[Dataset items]
+ + + + +

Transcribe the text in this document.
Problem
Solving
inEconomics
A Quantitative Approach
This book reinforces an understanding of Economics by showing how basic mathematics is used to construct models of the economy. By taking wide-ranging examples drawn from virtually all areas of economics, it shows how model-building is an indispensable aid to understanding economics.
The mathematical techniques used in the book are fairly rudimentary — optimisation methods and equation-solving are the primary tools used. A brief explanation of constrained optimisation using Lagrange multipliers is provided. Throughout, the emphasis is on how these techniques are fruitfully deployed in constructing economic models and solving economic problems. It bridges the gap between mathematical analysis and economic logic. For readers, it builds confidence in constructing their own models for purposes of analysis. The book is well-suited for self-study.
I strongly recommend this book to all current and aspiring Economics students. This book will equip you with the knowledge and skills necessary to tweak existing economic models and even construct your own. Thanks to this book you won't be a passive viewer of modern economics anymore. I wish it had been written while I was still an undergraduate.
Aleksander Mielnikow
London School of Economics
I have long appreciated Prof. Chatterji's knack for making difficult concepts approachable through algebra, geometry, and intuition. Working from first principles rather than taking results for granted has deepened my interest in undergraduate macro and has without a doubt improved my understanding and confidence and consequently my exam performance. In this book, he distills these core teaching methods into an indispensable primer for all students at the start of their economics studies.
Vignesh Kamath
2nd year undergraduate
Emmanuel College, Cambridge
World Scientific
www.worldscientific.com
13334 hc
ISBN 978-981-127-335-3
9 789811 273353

+ + + + +

◆ Exercise prompt:
Retype the entries exactly, including every line.

◆ Correct result:
Transcribe the text in this document.
Problem
Solving
inEconomics
A Quantitative Approach
This book reinforces an understanding of Economics by showing how basic mathematics is used to construct models of the economy. By taking wide-ranging examples drawn from virtually all areas of economics, it shows how model-building is an indispensable aid to understanding economics.
The mathematical techniques used in the book are fairly rudimentary — optimisation methods and equation-solving are the primary tools used. A brief explanation of constrained optimisation using Lagrange multipliers is provided. Throughout, the emphasis is on how these techniques are fruitfully deployed in constructing economic models and solving economic problems. It bridges the gap between mathematical analysis and economic logic. For readers, it builds confidence in constructing their own models for purposes of analysis. The book is well-suited for self-study.
I strongly recommend this book to all current and aspiring Economics students. This book will equip you with the knowledge and skills necessary to tweak existing economic models and even construct your own. Thanks to this book you won't be a passive viewer of modern economics anymore. I wish it had been written while I was still an undergraduate.
Aleksander Mielnikow
London School of Economics
I have long appreciated Prof. Chatterji's knack for making difficult concepts approachable through algebra, geometry, and intuition. Working from first principles rather than taking results for granted has deepened my interest in undergraduate macro and has without a doubt improved my understanding and confidence and consequently my exam performance. In this book, he distills these core teaching methods into an indispensable primer for all students at the start of their economics studies.
Vignesh Kamath
2nd year undergraduate
Emmanuel College, Cambridge
World Scientific
www.worldscientific.com
13334 hc
ISBN 978-981-127-335-3
9 789811 273353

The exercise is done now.